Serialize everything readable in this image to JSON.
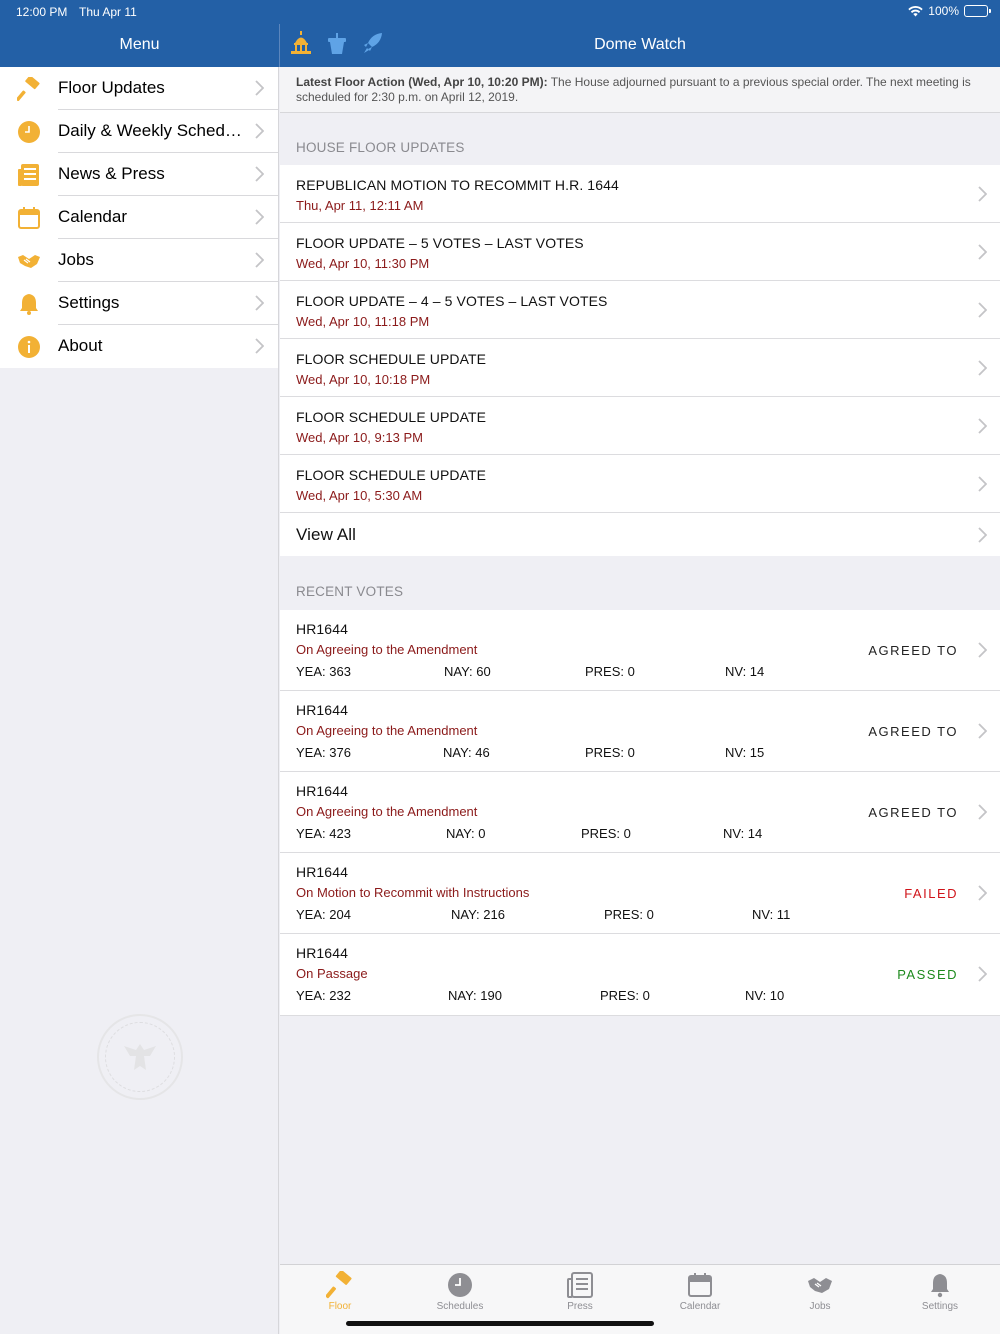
{
  "status_bar": {
    "time": "12:00 PM",
    "date": "Thu Apr 11",
    "battery": "100%"
  },
  "sidebar": {
    "title": "Menu",
    "items": [
      {
        "label": "Floor Updates",
        "icon": "gavel-icon"
      },
      {
        "label": "Daily & Weekly Schedu...",
        "icon": "clock-icon"
      },
      {
        "label": "News & Press",
        "icon": "news-icon"
      },
      {
        "label": "Calendar",
        "icon": "calendar-icon"
      },
      {
        "label": "Jobs",
        "icon": "handshake-icon"
      },
      {
        "label": "Settings",
        "icon": "bell-icon"
      },
      {
        "label": "About",
        "icon": "info-icon"
      }
    ]
  },
  "header": {
    "title": "Dome Watch",
    "icons": [
      "capitol-icon",
      "podium-icon",
      "rocket-icon"
    ]
  },
  "latest": {
    "label": "Latest Floor Action (Wed, Apr 10, 10:20 PM):",
    "text": " The House adjourned pursuant to a previous special order. The next meeting is scheduled for 2:30 p.m. on April 12, 2019."
  },
  "floor_updates": {
    "heading": "HOUSE FLOOR UPDATES",
    "items": [
      {
        "title": "REPUBLICAN MOTION TO RECOMMIT H.R. 1644",
        "time": "Thu, Apr 11, 12:11 AM"
      },
      {
        "title": "FLOOR UPDATE – 5 VOTES – LAST VOTES",
        "time": "Wed, Apr 10, 11:30 PM"
      },
      {
        "title": "FLOOR UPDATE – 4 – 5 VOTES – LAST VOTES",
        "time": "Wed, Apr 10, 11:18 PM"
      },
      {
        "title": "FLOOR SCHEDULE UPDATE",
        "time": "Wed, Apr 10, 10:18 PM"
      },
      {
        "title": "FLOOR SCHEDULE UPDATE",
        "time": "Wed, Apr 10, 9:13 PM"
      },
      {
        "title": "FLOOR SCHEDULE UPDATE",
        "time": "Wed, Apr 10, 5:30 AM"
      }
    ],
    "view_all": "View All"
  },
  "recent_votes": {
    "heading": "RECENT VOTES",
    "items": [
      {
        "bill": "HR1644",
        "question": "On Agreeing to the Amendment",
        "result": "AGREED TO",
        "yea": "YEA: 363",
        "nay": "NAY: 60",
        "pres": "PRES: 0",
        "nv": "NV: 14"
      },
      {
        "bill": "HR1644",
        "question": "On Agreeing to the Amendment",
        "result": "AGREED TO",
        "yea": "YEA: 376",
        "nay": "NAY: 46",
        "pres": "PRES: 0",
        "nv": "NV: 15"
      },
      {
        "bill": "HR1644",
        "question": "On Agreeing to the Amendment",
        "result": "AGREED TO",
        "yea": "YEA: 423",
        "nay": "NAY: 0",
        "pres": "PRES: 0",
        "nv": "NV: 14"
      },
      {
        "bill": "HR1644",
        "question": "On Motion to Recommit with Instructions",
        "result": "FAILED",
        "yea": "YEA: 204",
        "nay": "NAY: 216",
        "pres": "PRES: 0",
        "nv": "NV: 11"
      },
      {
        "bill": "HR1644",
        "question": "On Passage",
        "result": "PASSED",
        "yea": "YEA: 232",
        "nay": "NAY: 190",
        "pres": "PRES: 0",
        "nv": "NV: 10"
      }
    ]
  },
  "tabs": [
    {
      "label": "Floor",
      "icon": "gavel-icon",
      "active": true
    },
    {
      "label": "Schedules",
      "icon": "clock-icon",
      "active": false
    },
    {
      "label": "Press",
      "icon": "news-icon",
      "active": false
    },
    {
      "label": "Calendar",
      "icon": "calendar-icon",
      "active": false
    },
    {
      "label": "Jobs",
      "icon": "handshake-icon",
      "active": false
    },
    {
      "label": "Settings",
      "icon": "bell-icon",
      "active": false
    }
  ],
  "colors": {
    "brand_blue": "#2360a6",
    "accent_gold": "#f2b135",
    "time_red": "#8b1a1a",
    "failed_red": "#d0141a",
    "passed_green": "#1d8a1d"
  }
}
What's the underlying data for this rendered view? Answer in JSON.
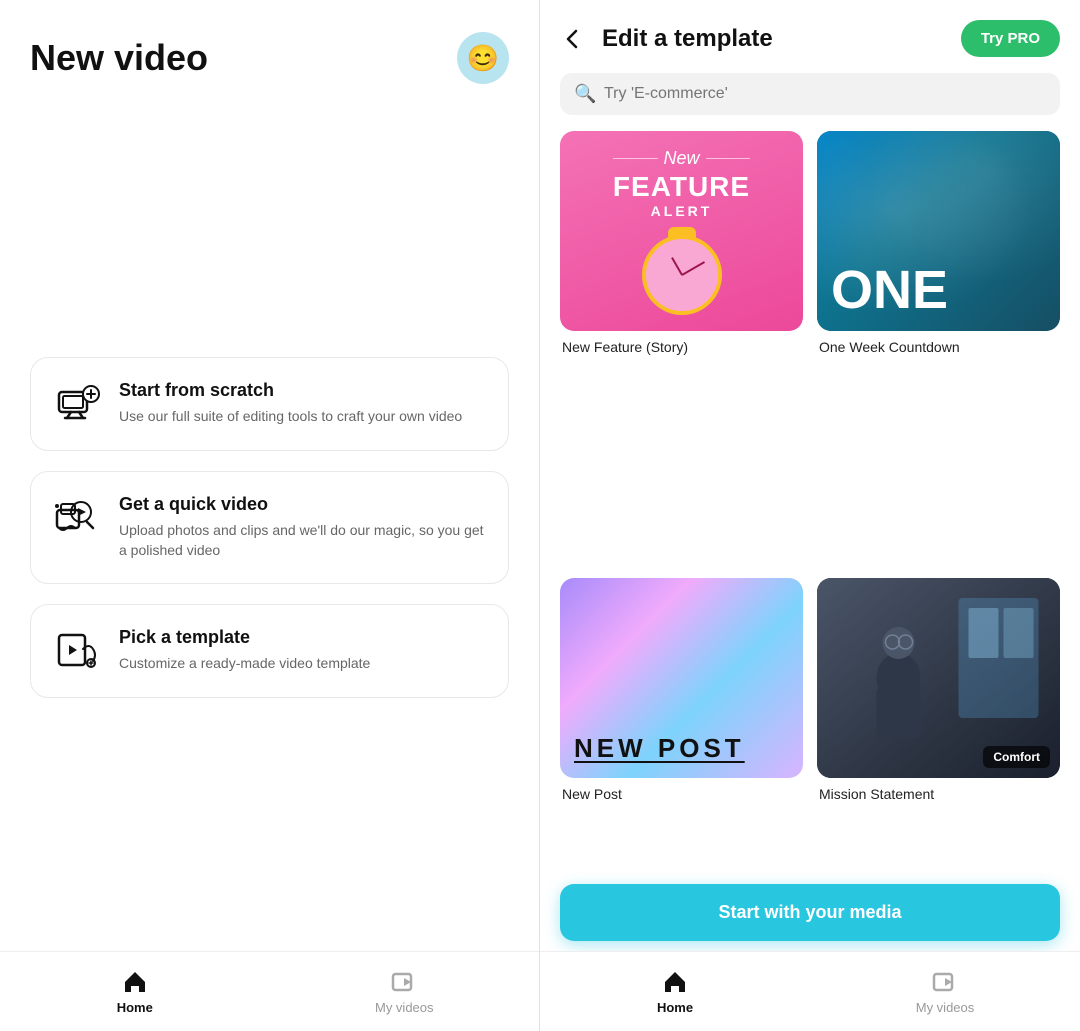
{
  "left": {
    "title": "New video",
    "avatar_emoji": "😊",
    "cards": [
      {
        "id": "scratch",
        "title": "Start from scratch",
        "description": "Use our full suite of editing tools to craft your own video"
      },
      {
        "id": "quick",
        "title": "Get a quick video",
        "description": "Upload photos and clips and we'll do our magic, so you get a polished video"
      },
      {
        "id": "template",
        "title": "Pick a template",
        "description": "Customize a ready-made video template"
      }
    ],
    "nav": {
      "home_label": "Home",
      "videos_label": "My videos"
    }
  },
  "right": {
    "back_label": "←",
    "title": "Edit a template",
    "try_pro_label": "Try PRO",
    "search_placeholder": "Try 'E-commerce'",
    "templates": [
      {
        "id": "new-feature",
        "name": "New Feature (Story)",
        "type": "pink"
      },
      {
        "id": "one-week",
        "name": "One Week Countdown",
        "type": "ocean"
      },
      {
        "id": "new-post",
        "name": "New Post",
        "type": "holographic"
      },
      {
        "id": "mission",
        "name": "Mission Statement",
        "type": "mission",
        "comfort_label": "Comfort"
      }
    ],
    "start_media_label": "Start with your media",
    "nav": {
      "home_label": "Home",
      "videos_label": "My videos"
    }
  }
}
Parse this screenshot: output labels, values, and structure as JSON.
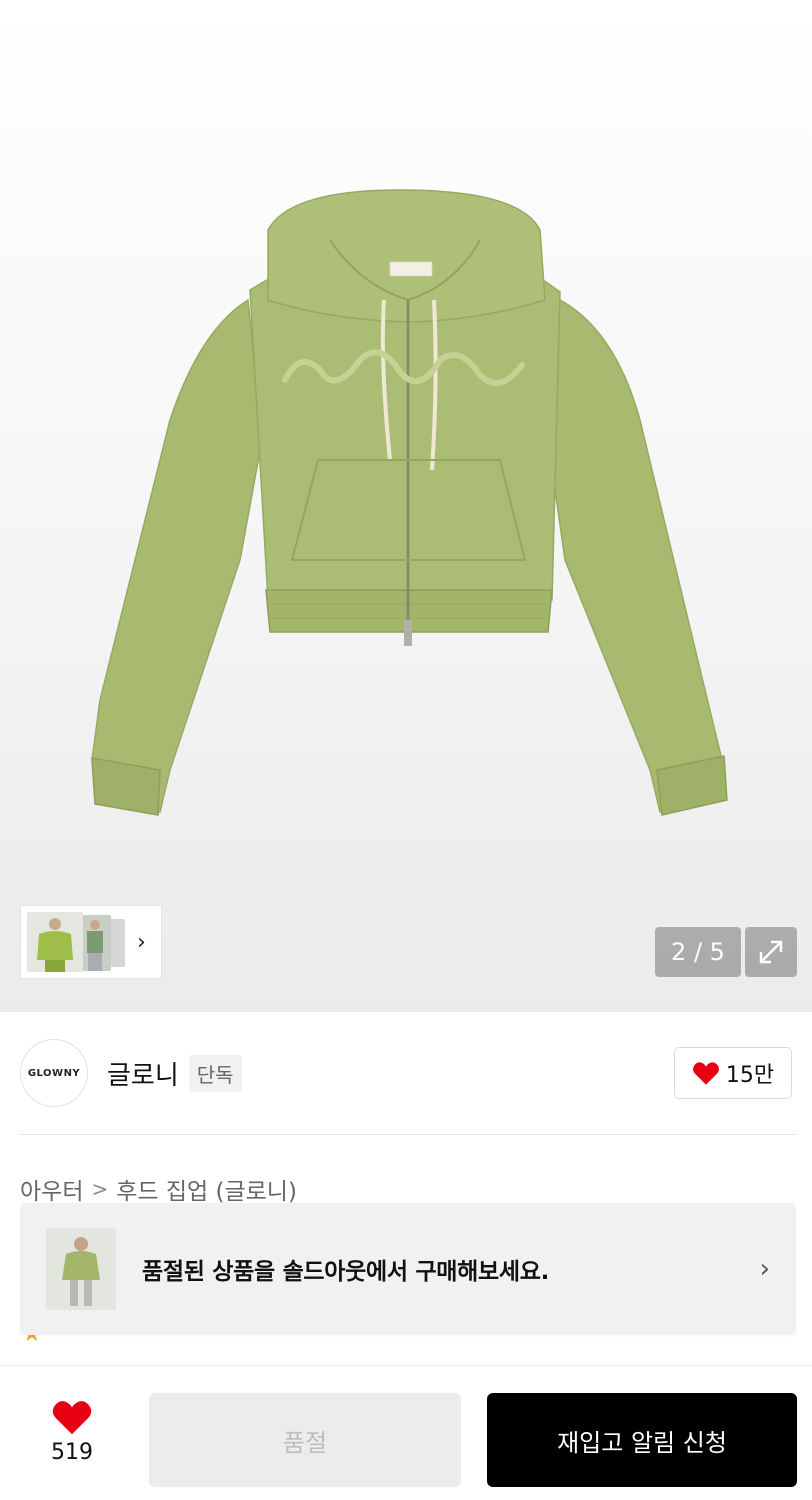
{
  "gallery": {
    "counter": "2 / 5"
  },
  "brand": {
    "logo_text": "GLOWNY",
    "name": "글로니",
    "badge": "단독",
    "like_count": "15만"
  },
  "breadcrumb": {
    "category": "아우터",
    "separator": ">",
    "subcategory": "후드 집업 (글로니)"
  },
  "soldout_banner": {
    "text": "품절된 상품을 솔드아웃에서 구매해보세요."
  },
  "bottom_bar": {
    "favorite_count": "519",
    "soldout_label": "품절",
    "restock_label": "재입고 알림 신청"
  },
  "colors": {
    "hoodie_green": "#a9bb72",
    "heart_red": "#e60012",
    "primary_black": "#000000"
  }
}
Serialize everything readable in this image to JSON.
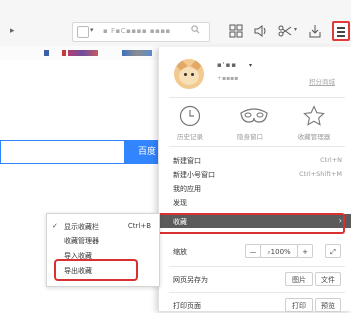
{
  "address_bar": {
    "url_text": "▪ F▪C▪▪▪▪ ▪▪▪▪",
    "search_icon": "search-icon"
  },
  "menu": {
    "user": {
      "name": "▪'▪▪",
      "sub": "+▪▪▪▪",
      "points_link": "积分商城"
    },
    "quick": [
      {
        "label": "历史记录",
        "icon": "clock-icon"
      },
      {
        "label": "隐身窗口",
        "icon": "mask-icon"
      },
      {
        "label": "收藏管理器",
        "icon": "star-icon"
      }
    ],
    "items": [
      {
        "label": "新建窗口",
        "shortcut": "Ctrl+N"
      },
      {
        "label": "新建小号窗口",
        "shortcut": "Ctrl+Shift+M"
      },
      {
        "label": "我的应用",
        "shortcut": ""
      },
      {
        "label": "发现",
        "shortcut": ""
      }
    ],
    "favorites": {
      "label": "收藏",
      "chevron": "›"
    },
    "zoom": {
      "label": "缩放",
      "minus": "—",
      "value": "100%",
      "plus": "+",
      "fullscreen": "⤢"
    },
    "save_as": {
      "label": "网页另存为",
      "btn_image": "图片",
      "btn_file": "文件"
    },
    "print": {
      "label": "打印页面",
      "btn_print": "打印",
      "btn_preview": "预览"
    }
  },
  "submenu": {
    "items": [
      {
        "checked": true,
        "label": "显示收藏栏",
        "shortcut": "Ctrl+B"
      },
      {
        "checked": false,
        "label": "收藏管理器",
        "shortcut": ""
      },
      {
        "checked": false,
        "label": "导入收藏",
        "shortcut": ""
      },
      {
        "checked": false,
        "label": "导出收藏",
        "shortcut": ""
      }
    ]
  },
  "page": {
    "search_button": "百度"
  },
  "colors": {
    "highlight_outline": "#d93030",
    "favorites_row_bg": "#5b5b5b",
    "search_blue": "#3385ff"
  }
}
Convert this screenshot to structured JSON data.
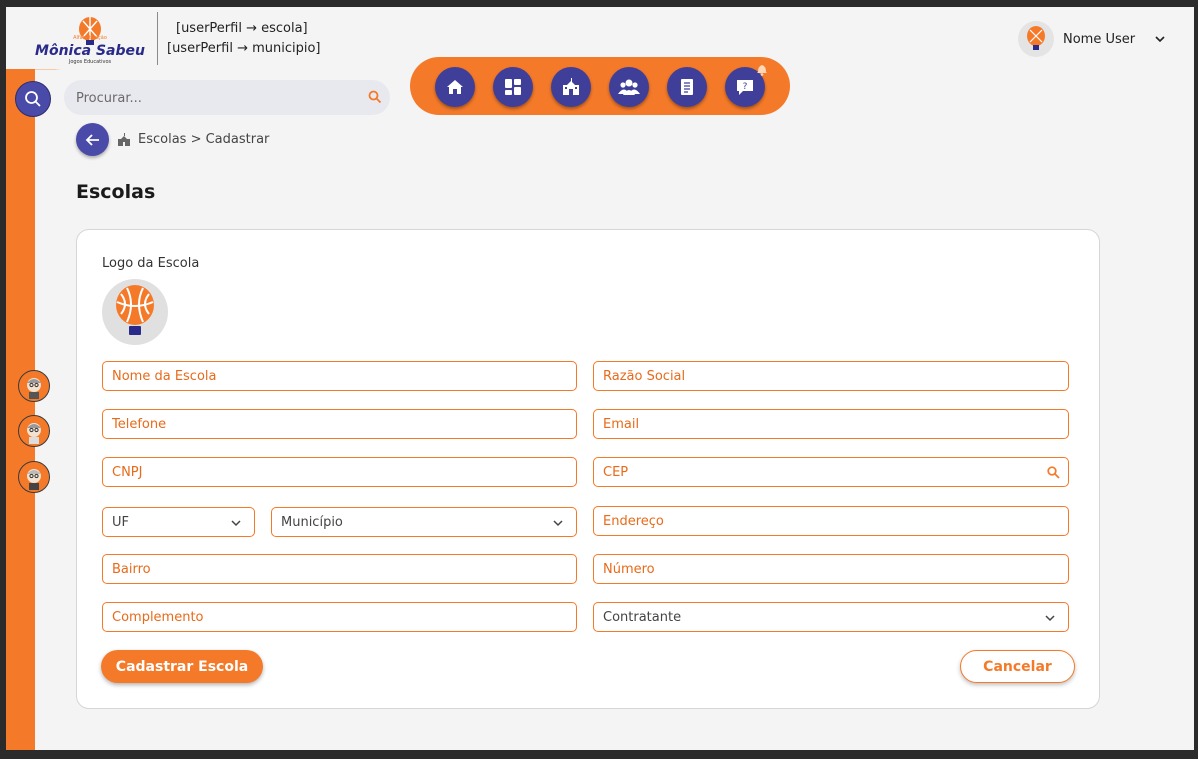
{
  "header": {
    "logo_alt": "Monica Sabeu",
    "perfil_line1": "[userPerfil → escola]",
    "perfil_line2": "[userPerfil → municipio]",
    "user_name": "Nome User"
  },
  "search": {
    "placeholder": "Procurar..."
  },
  "nav": {
    "items": [
      "home-icon",
      "dashboard-icon",
      "school-icon",
      "users-icon",
      "document-icon",
      "help-icon"
    ]
  },
  "breadcrumb": {
    "text": "Escolas > Cadastrar"
  },
  "page": {
    "title": "Escolas"
  },
  "form": {
    "logo_label": "Logo da Escola",
    "nome": "Nome da Escola",
    "razao": "Razão Social",
    "telefone": "Telefone",
    "email": "Email",
    "cnpj": "CNPJ",
    "cep": "CEP",
    "uf": "UF",
    "municipio": "Município",
    "endereco": "Endereço",
    "bairro": "Bairro",
    "numero": "Número",
    "complemento": "Complemento",
    "contratante": "Contratante",
    "submit": "Cadastrar Escola",
    "cancel": "Cancelar"
  },
  "colors": {
    "accent": "#f47a2a",
    "primary": "#3f3f9a"
  }
}
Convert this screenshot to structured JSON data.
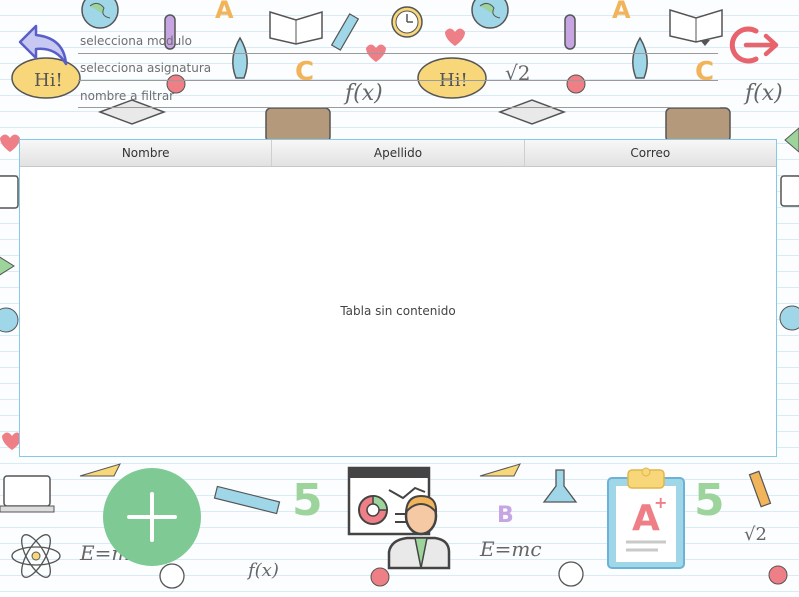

# [Exercise goal]
Search the records above for the string "quick". Copy every line that contains it.

# [Response for this exercise]
        "id": "quick",
        "title": "Get a quick video",
    "quick": [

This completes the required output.